#### What to work on
Retype every line of the entry below verbatim, omitting the picture.

#### Record excerpts
[start]
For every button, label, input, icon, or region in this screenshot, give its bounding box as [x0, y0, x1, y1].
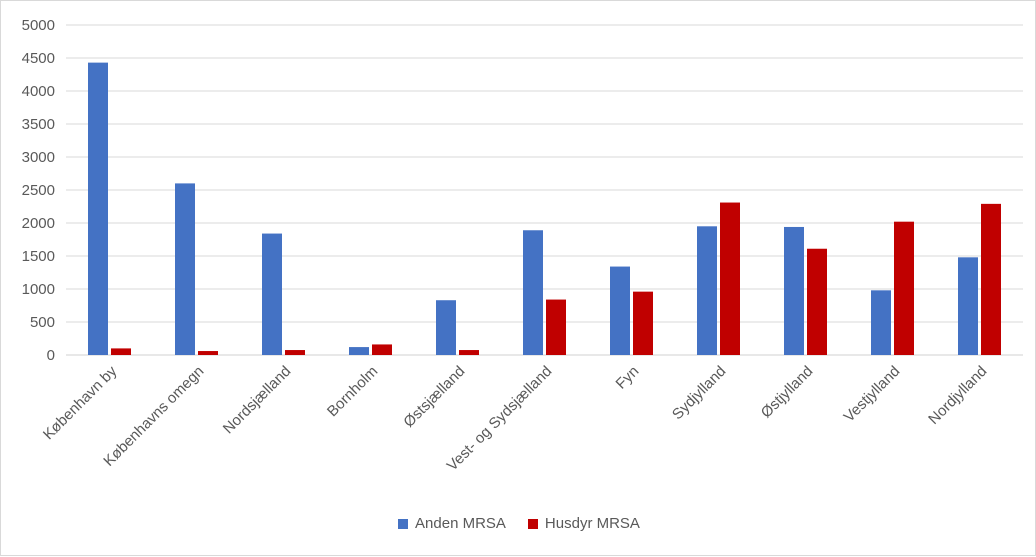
bar-anden-mrsa	[88, 62, 108, 356]
x-tick-label: Østjylland	[758, 363, 817, 422]
y-tick-label: 1500	[22, 248, 55, 265]
bar-husdyr-mrsa	[372, 344, 392, 355]
y-tick-label: 2000	[22, 215, 55, 232]
bar-anden-mrsa	[784, 226, 804, 355]
legend-swatch-anden-mrsa	[398, 518, 409, 529]
x-tick-label: Københavns omegn	[100, 363, 207, 470]
x-tick-label: Østsjælland	[400, 363, 468, 431]
bar-husdyr-mrsa	[894, 221, 914, 355]
y-tick-label: 5000	[22, 17, 55, 34]
x-tick-label: Fyn	[613, 363, 643, 393]
y-tick-label: 0	[47, 347, 55, 364]
y-tick-label: 4500	[22, 50, 55, 67]
bar-husdyr-mrsa	[459, 350, 479, 355]
bar-husdyr-mrsa	[981, 203, 1001, 355]
legend-label-anden-mrsa: Anden MRSA	[415, 515, 506, 532]
y-tick-label: 1000	[22, 281, 55, 298]
bar-anden-mrsa	[697, 226, 717, 355]
bar-anden-mrsa	[958, 257, 978, 355]
legend-swatch-husdyr-mrsa	[527, 518, 538, 529]
x-tick-label: Nordsjælland	[220, 363, 295, 438]
x-tick-label: Vestjylland	[841, 363, 904, 426]
bar-anden-mrsa	[871, 290, 891, 355]
y-tick-label: 2500	[22, 182, 55, 199]
bar-husdyr-mrsa	[546, 299, 566, 355]
bar-husdyr-mrsa	[111, 348, 131, 355]
x-tick-label: Bornholm	[324, 363, 381, 420]
bar-anden-mrsa	[262, 233, 282, 355]
bar-anden-mrsa	[436, 300, 456, 355]
bar-husdyr-mrsa	[198, 351, 218, 355]
y-axis-tick-labels: 0 500 1000 1500 2000 2500 3000 3500 4000 4500 5000	[22, 17, 55, 364]
bar-anden-mrsa	[349, 347, 369, 355]
y-tick-label: 3000	[22, 149, 55, 166]
bar-anden-mrsa	[175, 183, 195, 355]
bar-husdyr-mrsa	[285, 350, 305, 355]
gridlines	[66, 24, 1023, 356]
y-tick-label: 3500	[22, 116, 55, 133]
bar-husdyr-mrsa	[720, 202, 740, 355]
bars	[88, 62, 1001, 356]
bar-anden-mrsa	[610, 266, 630, 355]
bar-husdyr-mrsa	[807, 248, 827, 355]
x-tick-label: Nordjylland	[925, 363, 990, 428]
legend-item-anden-mrsa: Anden MRSA	[398, 515, 506, 532]
legend-label-husdyr-mrsa: Husdyr MRSA	[544, 515, 640, 532]
legend-item-husdyr-mrsa: Husdyr MRSA	[527, 515, 640, 532]
bar-husdyr-mrsa	[633, 291, 653, 355]
bar-anden-mrsa	[523, 230, 543, 355]
x-tick-label: Sydjylland	[669, 363, 729, 423]
x-tick-label: København by	[40, 362, 121, 443]
legend: Anden MRSA Husdyr MRSA	[1, 515, 1036, 532]
y-tick-label: 500	[30, 314, 55, 331]
y-tick-label: 4000	[22, 83, 55, 100]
[end]
#### Solution to the exercise
For every button, label, input, icon, or region in this screenshot, give its bounding box as [x0, y0, x1, y1].
bar-anden-mrsa	[88, 62, 108, 356]
x-tick-label: Østjylland	[758, 363, 817, 422]
y-tick-label: 1500	[22, 248, 55, 265]
bar-husdyr-mrsa	[372, 344, 392, 355]
y-tick-label: 2000	[22, 215, 55, 232]
bar-anden-mrsa	[784, 226, 804, 355]
legend-swatch-anden-mrsa	[398, 518, 409, 529]
x-tick-label: Københavns omegn	[100, 363, 207, 470]
x-tick-label: Østsjælland	[400, 363, 468, 431]
bar-husdyr-mrsa	[894, 221, 914, 355]
y-tick-label: 5000	[22, 17, 55, 34]
x-tick-label: Fyn	[613, 363, 643, 393]
y-tick-label: 0	[47, 347, 55, 364]
y-tick-label: 4500	[22, 50, 55, 67]
bar-husdyr-mrsa	[459, 350, 479, 355]
bar-husdyr-mrsa	[981, 203, 1001, 355]
legend-label-anden-mrsa: Anden MRSA	[415, 515, 506, 532]
y-tick-label: 1000	[22, 281, 55, 298]
bar-anden-mrsa	[697, 226, 717, 355]
bar-anden-mrsa	[958, 257, 978, 355]
legend-swatch-husdyr-mrsa	[527, 518, 538, 529]
x-tick-label: Nordsjælland	[220, 363, 295, 438]
x-tick-label: Vestjylland	[841, 363, 904, 426]
bar-anden-mrsa	[871, 290, 891, 355]
y-tick-label: 2500	[22, 182, 55, 199]
bar-husdyr-mrsa	[546, 299, 566, 355]
bar-husdyr-mrsa	[111, 348, 131, 355]
x-tick-label: Bornholm	[324, 363, 381, 420]
bar-anden-mrsa	[262, 233, 282, 355]
bar-anden-mrsa	[436, 300, 456, 355]
bar-husdyr-mrsa	[198, 351, 218, 355]
y-axis-tick-labels: 0 500 1000 1500 2000 2500 3000 3500 4000 4500 5000	[22, 17, 55, 364]
bar-anden-mrsa	[349, 347, 369, 355]
y-tick-label: 3000	[22, 149, 55, 166]
bar-anden-mrsa	[175, 183, 195, 355]
bar-husdyr-mrsa	[285, 350, 305, 355]
gridlines	[66, 24, 1023, 356]
y-tick-label: 3500	[22, 116, 55, 133]
bar-husdyr-mrsa	[720, 202, 740, 355]
bars	[88, 62, 1001, 356]
bar-anden-mrsa	[610, 266, 630, 355]
bar-husdyr-mrsa	[807, 248, 827, 355]
x-tick-label: Nordjylland	[925, 363, 990, 428]
legend-item-anden-mrsa: Anden MRSA	[398, 515, 506, 532]
legend-label-husdyr-mrsa: Husdyr MRSA	[544, 515, 640, 532]
legend-item-husdyr-mrsa: Husdyr MRSA	[527, 515, 640, 532]
bar-husdyr-mrsa	[633, 291, 653, 355]
bar-anden-mrsa	[523, 230, 543, 355]
x-tick-label: Sydjylland	[669, 363, 729, 423]
x-tick-label: København by	[40, 362, 121, 443]
legend: Anden MRSA Husdyr MRSA	[1, 515, 1036, 532]
y-tick-label: 500	[30, 314, 55, 331]
y-tick-label: 4000	[22, 83, 55, 100]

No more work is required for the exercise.